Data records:
-------

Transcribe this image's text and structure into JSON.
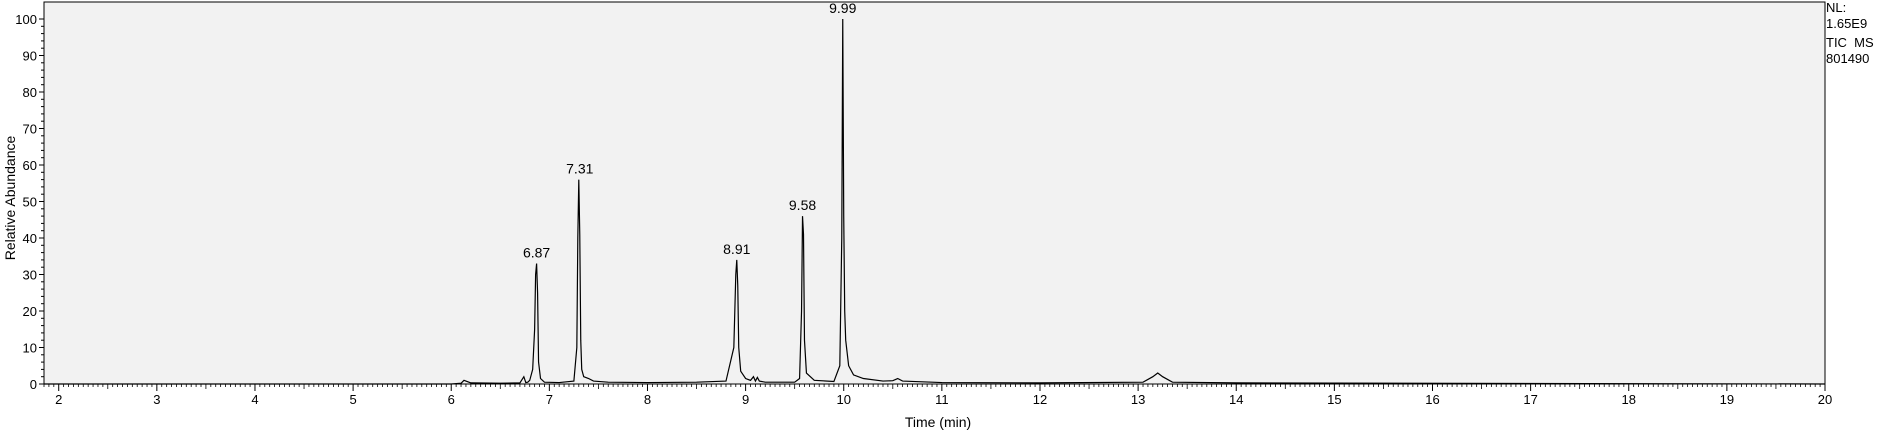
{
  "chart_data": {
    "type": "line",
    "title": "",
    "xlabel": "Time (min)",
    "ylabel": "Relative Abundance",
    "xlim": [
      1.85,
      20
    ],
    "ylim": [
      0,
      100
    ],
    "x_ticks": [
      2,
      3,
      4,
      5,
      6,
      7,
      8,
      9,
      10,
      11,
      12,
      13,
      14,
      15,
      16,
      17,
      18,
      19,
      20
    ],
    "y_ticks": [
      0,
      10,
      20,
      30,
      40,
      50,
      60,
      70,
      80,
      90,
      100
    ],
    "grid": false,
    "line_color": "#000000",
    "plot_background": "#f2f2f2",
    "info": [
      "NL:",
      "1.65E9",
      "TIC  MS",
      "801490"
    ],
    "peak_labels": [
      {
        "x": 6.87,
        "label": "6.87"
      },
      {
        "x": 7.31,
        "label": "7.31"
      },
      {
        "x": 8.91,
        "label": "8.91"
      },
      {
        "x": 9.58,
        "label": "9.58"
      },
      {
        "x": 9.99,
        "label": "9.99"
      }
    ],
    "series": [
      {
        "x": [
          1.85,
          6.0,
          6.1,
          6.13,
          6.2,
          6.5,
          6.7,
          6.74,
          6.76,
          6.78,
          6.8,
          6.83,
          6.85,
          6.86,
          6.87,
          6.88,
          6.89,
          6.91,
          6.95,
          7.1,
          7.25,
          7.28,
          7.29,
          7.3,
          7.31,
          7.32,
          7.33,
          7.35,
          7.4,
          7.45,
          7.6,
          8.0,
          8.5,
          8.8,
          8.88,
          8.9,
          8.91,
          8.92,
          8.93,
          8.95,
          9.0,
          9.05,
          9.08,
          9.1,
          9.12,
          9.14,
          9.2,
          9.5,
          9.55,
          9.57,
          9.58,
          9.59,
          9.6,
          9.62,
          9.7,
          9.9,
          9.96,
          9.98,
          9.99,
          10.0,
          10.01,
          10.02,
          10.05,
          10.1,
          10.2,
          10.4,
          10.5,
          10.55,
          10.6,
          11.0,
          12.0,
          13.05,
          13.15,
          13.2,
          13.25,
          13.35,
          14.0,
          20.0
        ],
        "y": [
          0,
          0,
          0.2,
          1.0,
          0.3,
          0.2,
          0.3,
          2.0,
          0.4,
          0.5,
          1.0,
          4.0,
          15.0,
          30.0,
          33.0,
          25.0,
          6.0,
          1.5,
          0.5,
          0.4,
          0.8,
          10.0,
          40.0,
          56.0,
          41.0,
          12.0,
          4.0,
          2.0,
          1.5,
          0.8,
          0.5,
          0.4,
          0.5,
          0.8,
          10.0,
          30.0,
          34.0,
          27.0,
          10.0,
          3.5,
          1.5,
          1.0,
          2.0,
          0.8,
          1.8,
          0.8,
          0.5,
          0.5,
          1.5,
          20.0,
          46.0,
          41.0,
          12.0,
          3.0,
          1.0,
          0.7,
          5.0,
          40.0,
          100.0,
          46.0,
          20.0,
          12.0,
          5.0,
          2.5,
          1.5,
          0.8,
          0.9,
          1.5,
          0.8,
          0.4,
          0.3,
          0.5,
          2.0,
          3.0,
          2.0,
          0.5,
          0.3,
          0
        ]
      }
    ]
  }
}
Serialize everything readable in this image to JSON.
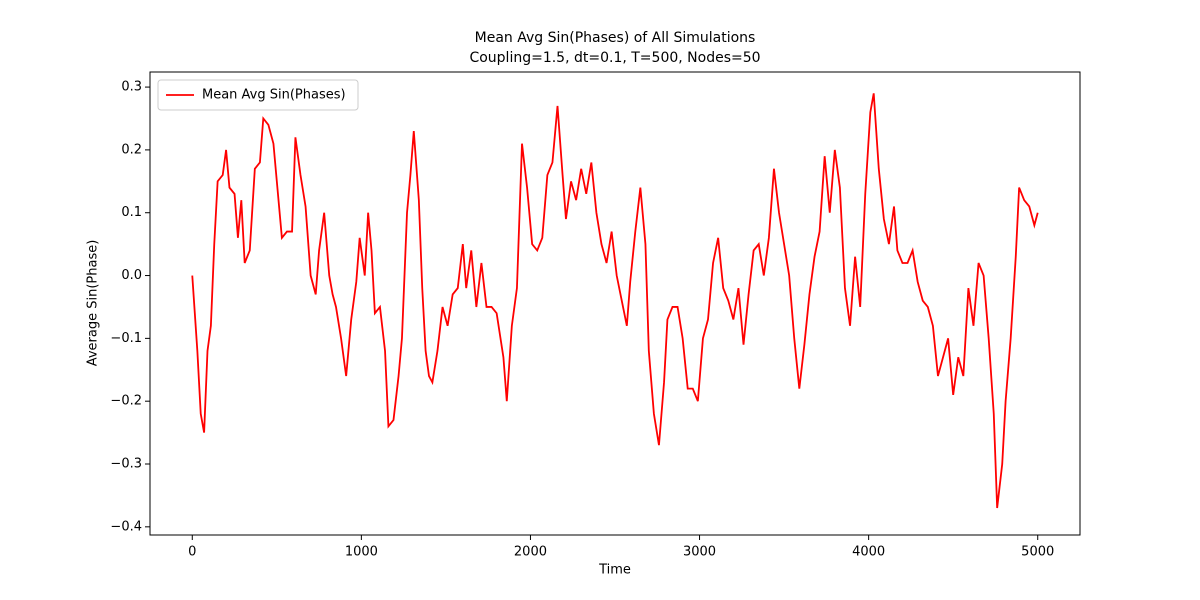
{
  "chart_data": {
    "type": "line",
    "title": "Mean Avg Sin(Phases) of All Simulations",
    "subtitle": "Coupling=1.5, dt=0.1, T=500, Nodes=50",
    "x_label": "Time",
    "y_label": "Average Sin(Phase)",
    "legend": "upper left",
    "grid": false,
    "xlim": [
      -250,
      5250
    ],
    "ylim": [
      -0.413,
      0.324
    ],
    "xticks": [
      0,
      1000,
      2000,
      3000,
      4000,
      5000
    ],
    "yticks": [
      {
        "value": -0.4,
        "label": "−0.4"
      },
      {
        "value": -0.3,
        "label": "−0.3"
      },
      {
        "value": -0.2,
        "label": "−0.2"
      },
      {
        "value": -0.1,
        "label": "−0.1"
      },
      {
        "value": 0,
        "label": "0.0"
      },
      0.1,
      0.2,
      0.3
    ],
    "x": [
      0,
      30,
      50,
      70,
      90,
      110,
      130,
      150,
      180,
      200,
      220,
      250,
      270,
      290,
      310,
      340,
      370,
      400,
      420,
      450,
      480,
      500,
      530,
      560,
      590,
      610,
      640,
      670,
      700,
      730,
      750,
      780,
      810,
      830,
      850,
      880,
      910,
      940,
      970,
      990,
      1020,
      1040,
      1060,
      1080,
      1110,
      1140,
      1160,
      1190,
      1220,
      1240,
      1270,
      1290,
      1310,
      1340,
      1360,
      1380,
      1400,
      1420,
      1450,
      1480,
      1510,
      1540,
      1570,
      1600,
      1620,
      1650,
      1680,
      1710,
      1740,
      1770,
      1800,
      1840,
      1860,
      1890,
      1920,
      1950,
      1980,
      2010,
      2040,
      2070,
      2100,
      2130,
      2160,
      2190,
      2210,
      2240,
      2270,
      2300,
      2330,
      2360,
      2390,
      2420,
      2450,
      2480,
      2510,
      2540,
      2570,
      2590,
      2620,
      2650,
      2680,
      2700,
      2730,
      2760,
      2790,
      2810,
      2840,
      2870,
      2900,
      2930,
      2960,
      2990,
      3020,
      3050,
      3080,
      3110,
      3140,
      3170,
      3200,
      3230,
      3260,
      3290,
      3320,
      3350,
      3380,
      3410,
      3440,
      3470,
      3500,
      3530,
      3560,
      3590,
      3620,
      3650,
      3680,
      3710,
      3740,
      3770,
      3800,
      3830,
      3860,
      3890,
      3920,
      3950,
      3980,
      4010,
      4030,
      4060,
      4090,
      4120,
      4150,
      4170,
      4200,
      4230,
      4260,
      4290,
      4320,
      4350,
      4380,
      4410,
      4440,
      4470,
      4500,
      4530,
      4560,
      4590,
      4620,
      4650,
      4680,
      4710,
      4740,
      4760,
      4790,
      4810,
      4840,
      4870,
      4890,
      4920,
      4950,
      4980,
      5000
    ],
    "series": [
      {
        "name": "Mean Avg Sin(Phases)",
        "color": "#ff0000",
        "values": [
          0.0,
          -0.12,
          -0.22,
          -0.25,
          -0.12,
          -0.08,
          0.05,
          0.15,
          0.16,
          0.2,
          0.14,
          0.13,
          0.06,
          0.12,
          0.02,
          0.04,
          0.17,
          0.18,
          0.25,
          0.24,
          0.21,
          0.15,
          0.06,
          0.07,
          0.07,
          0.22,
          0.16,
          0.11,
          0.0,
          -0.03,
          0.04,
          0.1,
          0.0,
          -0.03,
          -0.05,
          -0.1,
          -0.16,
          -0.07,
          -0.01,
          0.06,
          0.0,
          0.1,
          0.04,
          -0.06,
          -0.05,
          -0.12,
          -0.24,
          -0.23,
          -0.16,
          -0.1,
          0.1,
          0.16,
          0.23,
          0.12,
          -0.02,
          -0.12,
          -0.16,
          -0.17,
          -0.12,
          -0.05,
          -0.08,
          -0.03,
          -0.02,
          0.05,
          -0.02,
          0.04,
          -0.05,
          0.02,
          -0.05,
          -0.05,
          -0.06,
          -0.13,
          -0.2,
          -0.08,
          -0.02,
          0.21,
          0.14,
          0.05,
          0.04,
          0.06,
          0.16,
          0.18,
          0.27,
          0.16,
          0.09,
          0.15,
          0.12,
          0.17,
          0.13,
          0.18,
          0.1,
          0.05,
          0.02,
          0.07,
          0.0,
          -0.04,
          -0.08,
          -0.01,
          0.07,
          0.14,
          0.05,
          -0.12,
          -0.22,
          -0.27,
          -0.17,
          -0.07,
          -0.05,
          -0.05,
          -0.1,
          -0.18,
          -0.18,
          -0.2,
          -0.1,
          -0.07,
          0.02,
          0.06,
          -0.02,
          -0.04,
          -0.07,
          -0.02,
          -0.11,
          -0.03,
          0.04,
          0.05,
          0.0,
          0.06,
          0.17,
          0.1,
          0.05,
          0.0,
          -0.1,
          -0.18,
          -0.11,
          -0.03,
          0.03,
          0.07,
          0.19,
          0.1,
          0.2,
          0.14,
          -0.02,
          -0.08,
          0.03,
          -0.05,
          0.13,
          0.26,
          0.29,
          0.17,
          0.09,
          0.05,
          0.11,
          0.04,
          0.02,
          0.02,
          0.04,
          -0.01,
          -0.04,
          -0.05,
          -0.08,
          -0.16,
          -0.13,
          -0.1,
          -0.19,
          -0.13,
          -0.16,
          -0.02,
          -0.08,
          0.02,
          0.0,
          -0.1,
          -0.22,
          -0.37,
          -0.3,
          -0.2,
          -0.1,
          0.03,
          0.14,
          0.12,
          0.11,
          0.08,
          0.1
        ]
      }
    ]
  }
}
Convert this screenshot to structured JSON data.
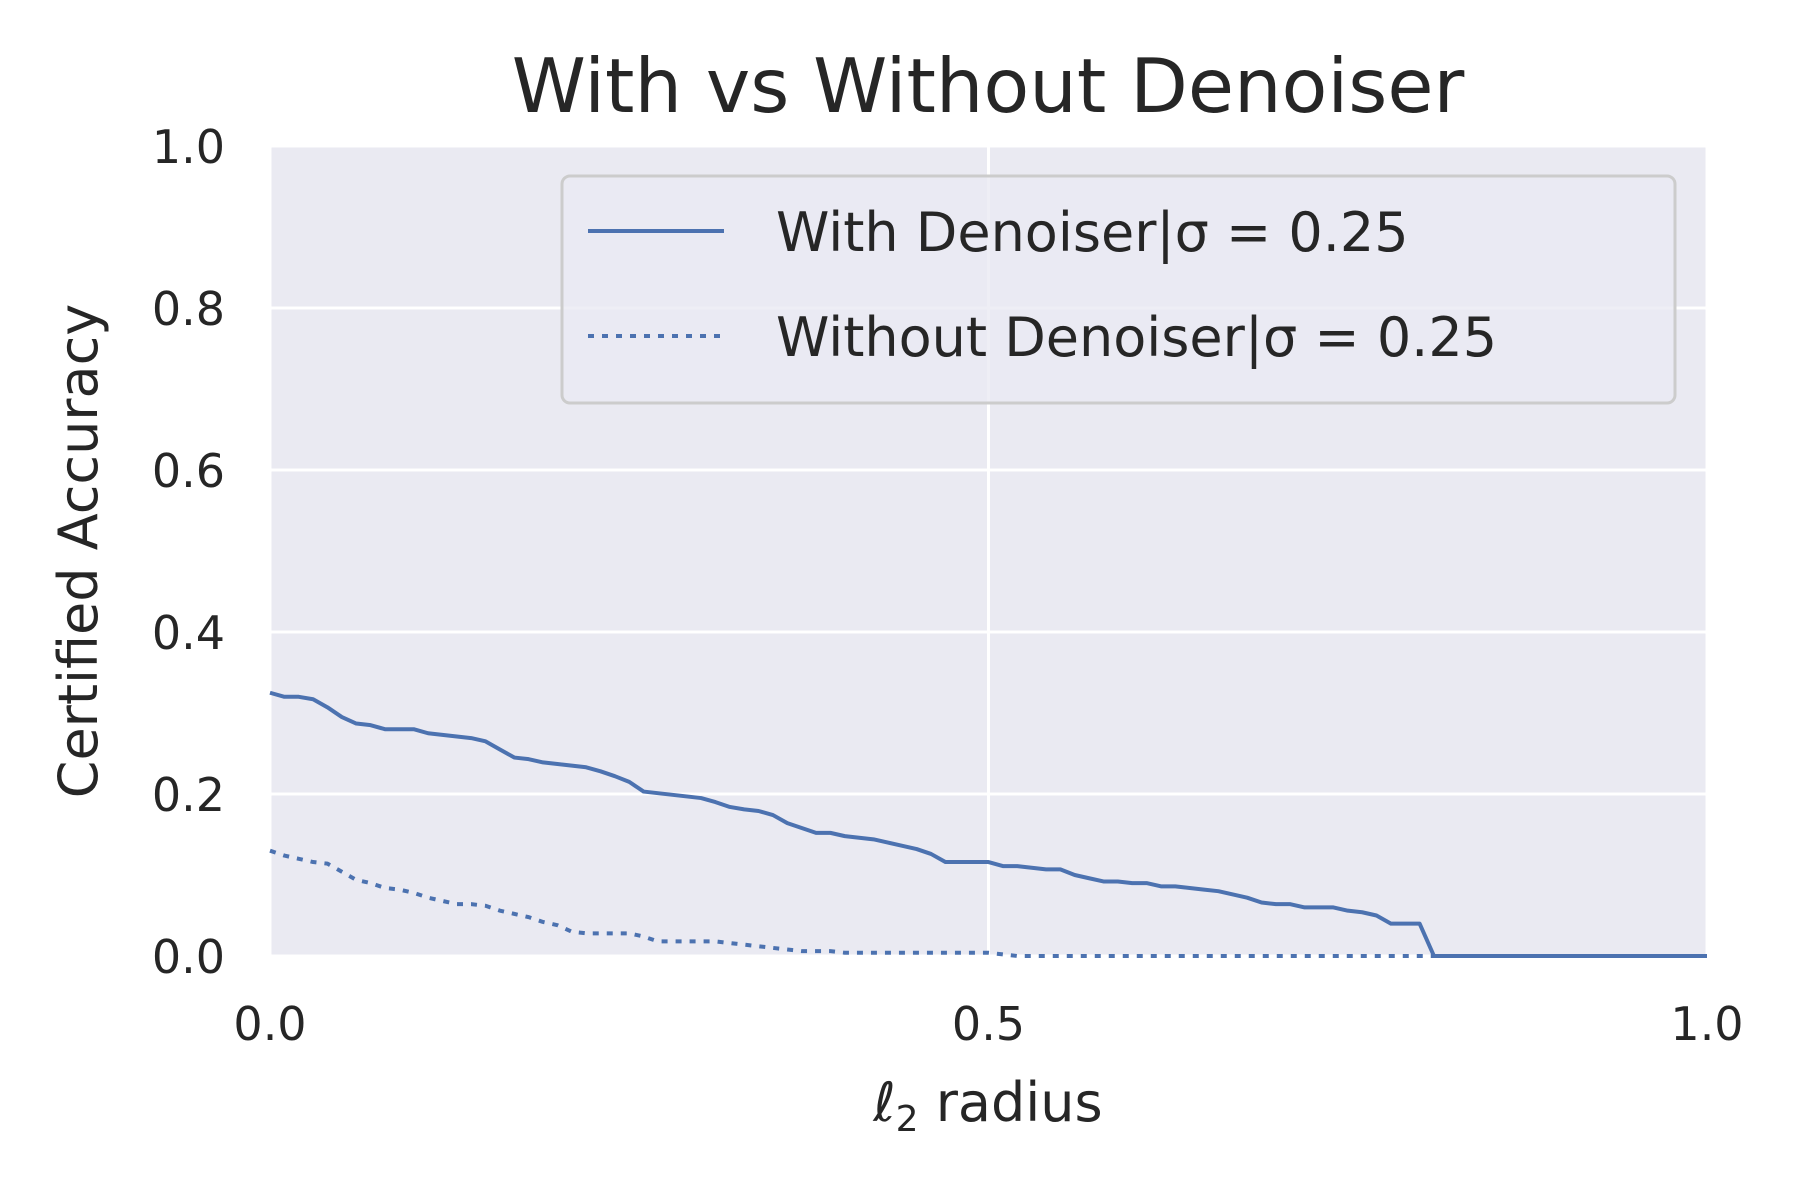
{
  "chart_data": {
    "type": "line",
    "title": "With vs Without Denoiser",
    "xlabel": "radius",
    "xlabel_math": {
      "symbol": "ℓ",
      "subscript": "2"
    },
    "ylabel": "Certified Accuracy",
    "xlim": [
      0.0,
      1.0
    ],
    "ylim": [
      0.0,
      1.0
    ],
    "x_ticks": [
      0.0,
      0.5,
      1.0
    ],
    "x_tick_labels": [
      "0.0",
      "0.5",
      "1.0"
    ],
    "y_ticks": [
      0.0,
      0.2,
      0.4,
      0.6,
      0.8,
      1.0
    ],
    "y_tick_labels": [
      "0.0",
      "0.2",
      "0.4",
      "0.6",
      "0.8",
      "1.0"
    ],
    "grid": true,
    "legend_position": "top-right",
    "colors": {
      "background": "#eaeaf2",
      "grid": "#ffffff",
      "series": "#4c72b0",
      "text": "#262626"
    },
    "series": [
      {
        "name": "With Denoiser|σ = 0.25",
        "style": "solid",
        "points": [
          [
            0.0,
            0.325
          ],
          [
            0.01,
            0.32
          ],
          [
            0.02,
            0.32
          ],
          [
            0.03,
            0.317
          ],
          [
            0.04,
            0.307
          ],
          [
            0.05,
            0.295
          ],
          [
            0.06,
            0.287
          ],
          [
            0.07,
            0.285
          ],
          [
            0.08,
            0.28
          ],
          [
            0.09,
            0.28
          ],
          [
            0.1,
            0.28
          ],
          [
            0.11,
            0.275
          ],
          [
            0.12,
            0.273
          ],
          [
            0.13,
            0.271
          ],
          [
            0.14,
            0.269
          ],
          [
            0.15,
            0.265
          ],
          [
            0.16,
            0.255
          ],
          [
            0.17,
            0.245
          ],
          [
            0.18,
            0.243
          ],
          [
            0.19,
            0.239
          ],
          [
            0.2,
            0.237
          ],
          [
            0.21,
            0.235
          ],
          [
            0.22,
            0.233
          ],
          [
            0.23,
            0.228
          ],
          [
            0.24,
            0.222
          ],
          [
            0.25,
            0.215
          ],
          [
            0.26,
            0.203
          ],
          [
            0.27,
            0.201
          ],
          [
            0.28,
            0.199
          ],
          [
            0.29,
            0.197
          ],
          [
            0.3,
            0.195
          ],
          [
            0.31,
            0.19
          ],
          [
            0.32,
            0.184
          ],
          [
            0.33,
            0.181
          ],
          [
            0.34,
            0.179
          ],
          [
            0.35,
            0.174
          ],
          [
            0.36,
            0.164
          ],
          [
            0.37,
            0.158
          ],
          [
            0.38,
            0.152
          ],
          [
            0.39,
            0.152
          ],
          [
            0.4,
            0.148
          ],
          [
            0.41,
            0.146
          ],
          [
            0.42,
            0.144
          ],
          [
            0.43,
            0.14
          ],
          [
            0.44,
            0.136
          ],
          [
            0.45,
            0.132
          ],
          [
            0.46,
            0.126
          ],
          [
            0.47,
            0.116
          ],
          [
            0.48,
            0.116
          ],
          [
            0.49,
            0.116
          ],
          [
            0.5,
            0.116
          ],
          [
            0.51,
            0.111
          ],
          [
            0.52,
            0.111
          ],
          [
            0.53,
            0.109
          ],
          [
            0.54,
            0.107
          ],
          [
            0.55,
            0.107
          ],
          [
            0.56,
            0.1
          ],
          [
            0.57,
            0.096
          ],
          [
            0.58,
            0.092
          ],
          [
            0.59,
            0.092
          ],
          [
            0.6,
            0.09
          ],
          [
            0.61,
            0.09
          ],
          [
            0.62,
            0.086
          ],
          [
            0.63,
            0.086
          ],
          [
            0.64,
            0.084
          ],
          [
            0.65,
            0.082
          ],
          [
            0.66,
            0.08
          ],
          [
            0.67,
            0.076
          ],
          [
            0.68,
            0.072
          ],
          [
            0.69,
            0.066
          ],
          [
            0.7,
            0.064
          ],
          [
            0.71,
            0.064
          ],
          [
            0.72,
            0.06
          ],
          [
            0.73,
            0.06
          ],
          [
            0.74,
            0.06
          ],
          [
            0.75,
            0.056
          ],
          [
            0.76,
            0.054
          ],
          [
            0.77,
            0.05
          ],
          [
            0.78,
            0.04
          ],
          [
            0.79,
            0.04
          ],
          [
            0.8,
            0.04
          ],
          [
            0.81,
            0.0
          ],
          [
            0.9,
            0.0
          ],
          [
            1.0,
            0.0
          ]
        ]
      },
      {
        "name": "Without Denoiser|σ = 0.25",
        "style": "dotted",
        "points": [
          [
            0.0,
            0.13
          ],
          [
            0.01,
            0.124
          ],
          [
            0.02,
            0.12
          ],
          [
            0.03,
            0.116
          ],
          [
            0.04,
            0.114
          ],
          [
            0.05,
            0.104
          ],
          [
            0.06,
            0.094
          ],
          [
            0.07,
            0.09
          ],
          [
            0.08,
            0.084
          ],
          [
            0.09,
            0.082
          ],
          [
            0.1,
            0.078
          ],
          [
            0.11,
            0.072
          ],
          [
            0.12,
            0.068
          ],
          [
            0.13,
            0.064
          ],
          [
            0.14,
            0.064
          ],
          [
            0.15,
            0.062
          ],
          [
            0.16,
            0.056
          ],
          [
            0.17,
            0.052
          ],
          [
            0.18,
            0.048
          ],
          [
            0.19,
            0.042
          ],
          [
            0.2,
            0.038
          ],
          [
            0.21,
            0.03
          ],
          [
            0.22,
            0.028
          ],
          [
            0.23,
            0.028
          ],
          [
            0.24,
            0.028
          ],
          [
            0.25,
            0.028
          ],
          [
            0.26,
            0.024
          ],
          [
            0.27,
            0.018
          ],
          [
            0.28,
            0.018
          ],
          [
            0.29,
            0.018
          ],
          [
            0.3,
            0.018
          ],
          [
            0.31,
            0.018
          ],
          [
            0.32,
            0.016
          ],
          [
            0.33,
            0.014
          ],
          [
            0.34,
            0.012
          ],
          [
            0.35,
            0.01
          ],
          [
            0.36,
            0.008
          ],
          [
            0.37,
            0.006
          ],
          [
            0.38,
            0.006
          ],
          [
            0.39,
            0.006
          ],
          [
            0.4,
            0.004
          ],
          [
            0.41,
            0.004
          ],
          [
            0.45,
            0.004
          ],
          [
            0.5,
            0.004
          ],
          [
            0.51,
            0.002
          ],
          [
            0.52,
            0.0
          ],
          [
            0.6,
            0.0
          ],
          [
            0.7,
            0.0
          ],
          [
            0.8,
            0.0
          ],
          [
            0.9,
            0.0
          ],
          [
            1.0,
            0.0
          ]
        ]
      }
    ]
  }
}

-------

From the listing, copy every line where the string "Phases" appears.

    "title": "Mean Avg Sin(Phases) of All Simulations",
        "name": "Mean Avg Sin(Phases)",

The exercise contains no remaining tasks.